(Stored entries)
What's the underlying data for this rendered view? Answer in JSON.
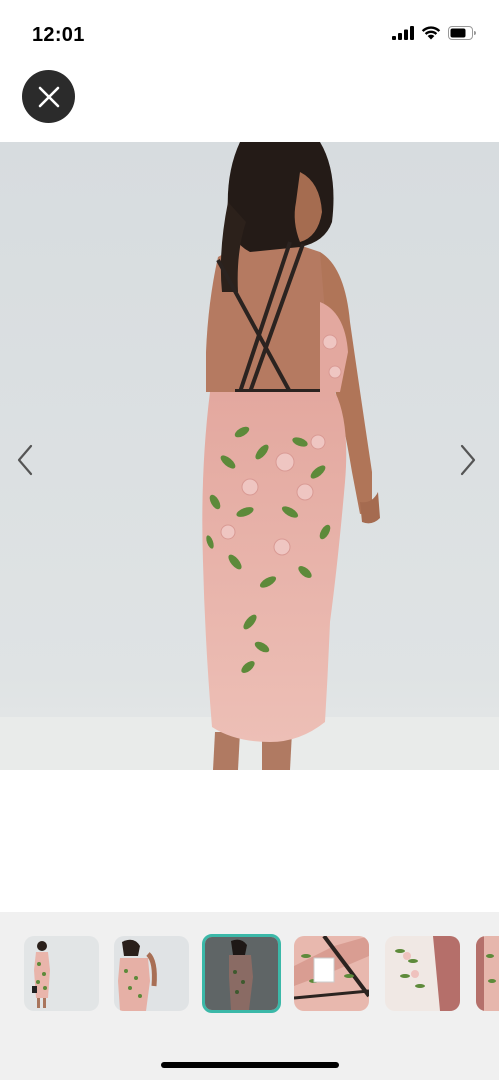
{
  "status_bar": {
    "time": "12:01",
    "signal_icon": "cellular-signal-icon",
    "wifi_icon": "wifi-icon",
    "battery_icon": "battery-icon"
  },
  "viewer": {
    "close_icon": "close-icon",
    "prev_icon": "chevron-left-icon",
    "next_icon": "chevron-right-icon",
    "main_image": "product-photo-dress-back-view",
    "thumbnails": [
      {
        "name": "thumb-1",
        "selected": false
      },
      {
        "name": "thumb-2",
        "selected": false
      },
      {
        "name": "thumb-3",
        "selected": true
      },
      {
        "name": "thumb-4",
        "selected": false
      },
      {
        "name": "thumb-5",
        "selected": false
      },
      {
        "name": "thumb-6",
        "selected": false
      }
    ]
  },
  "colors": {
    "selected_border": "#3bb8a8",
    "dress_pink": "#e8b4ac",
    "leaf_green": "#5d8a3a",
    "background_grey": "#dde1e3"
  }
}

* WRITTEN PROBLEM *
Find the lines containing "icon" and list every one of them.

* OUTPUT BELOW *
    "signal_icon": "cellular-signal-icon",
    "wifi_icon": "wifi-icon",
    "battery_icon": "battery-icon"
    "close_icon": "close-icon",
    "prev_icon": "chevron-left-icon",
    "next_icon": "chevron-right-icon",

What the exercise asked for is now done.